REQUESTS:
1. List every place named in the synopsis of the book on recaptured Africans.
2. In the synopsis of the book on recaptured Africans, roughly how many enslaved Africans did the U.S. Navy seize from illegal slave ships?
3. Extend the synopsis of the book on recaptured Africans by writing the next part after its final sentence.

TEXT SEGMENT:
Recaptured Africans: Surviving Slave Ships, Detention, and Dislocation in the Final Years of the Slave Trade

Recaptured Africans: Surviving Slave Ships, Detention, and Dislocation in the Final Years of the Slave Trade

Recaptured Africans: Surviving Slave Ships, Detention, and Dislocation in the Final Years of the Slave Trade

Recaptured Africans: Surviving Slave Ships, Detention, and Dislocation in the Final Years of the Slave Trade

Synopsis

In the years just before the Civil War, during the most intensive phase of American slave-trade suppression, the U.S. Navy seized roughly 2,000 enslaved Africans from illegal slave ships and brought them into temporary camps at Key West and Charleston. In this study, Sharla Fett reconstructs the social world of these "recaptives" and recounts the relationships they built to survive the holds of slave ships, American detention camps, and, ultimately, a second transatlantic voyage to Liberia. Fett also demonstrates how the presence of slave-trade refugees in southern ports accelerated heated arguments between divergent antebellum political movements--from abolitionist human rights campaigns to slave-trade revivalism--that used recaptives to support their claims about slavery, slave trading, and race.

SUPPLIED MATERIAL:
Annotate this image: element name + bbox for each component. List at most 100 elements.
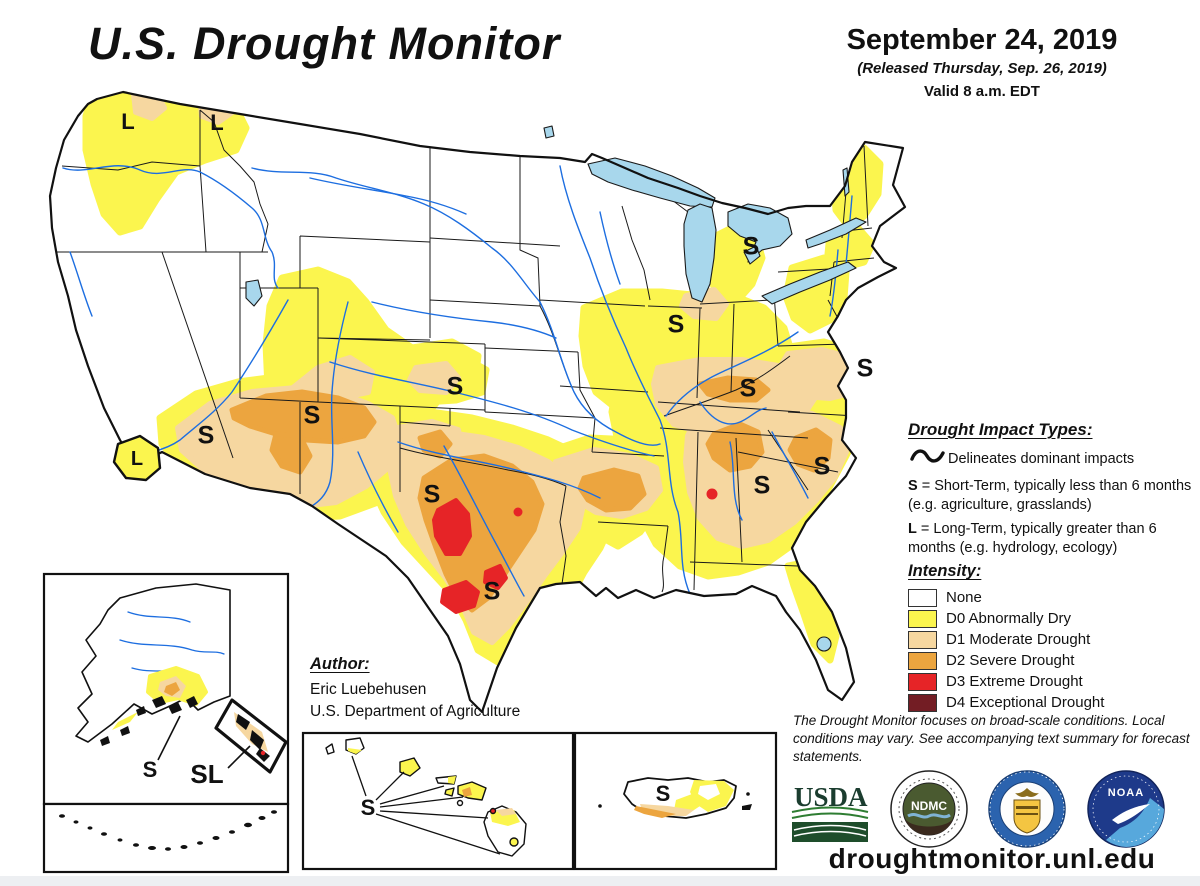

ANSWERS PROVIDED:
1. Key West, Charleston, Liberia

2. Roughly 2,000.

3.
By focusing on shipmate relations rather than naval exploits or legal trials, and by analyzing the experiences of both children and adults of varying African origins, Fett provides the first history of U.S. slave-trade suppression centered on recaptive Africans themselves. In so doing, she examines the state of "recaptivity" as a distinctive variant of slave-trade captivity and situates the recaptives' story within the broader diaspora of "Liberated Africans" throughout the Atlantic world.

Excerpt

Speaking in Poughkeepsie, New York, on 2 August 1858, for the anniversary of British West Indian emancipation, Frederick Douglass condemned the hypocrisy of an American “slaveholding and slave-trading nation” that failed to consistently enforce slave trade abolition. At issue were both the expansion of U.S. domestic slavery and the continuation of an illegal transatlantic slave trade that forcibly carried off almost 1.3 million Africans even after every major slaving nation in Europe and the Americas had criminalized the traffic. Douglass charged that despite the U.S. transatlantic slave trade ban signed into law in 1807, the federal government showed its true colors by refusing to allow Britain to board and inspect suspicious ships flying the American flag. Justifications for this refusal based on principles of national sovereignty could only be understood as a “refuge of lies,” he insisted, when the true cause of American inconsistency resided in a fundamental contradiction between U.S. domestic and foreign policy. As Douglass eloquently put it, “A slaveholding Government cannot consistently oppose the Slave-trade; it is the logical and legitimate deduction of Slavery—and the one is as hateful as the other. They are twin monsters, both hatched in the same polluted nest.” The United States could not effectively prosecute slavers at sea, Douglass warned, while reinforcing the rights of slaveholders at home. Nor could the United States claim to enforce abolition in international waters while defending a domestic commerce in human beings.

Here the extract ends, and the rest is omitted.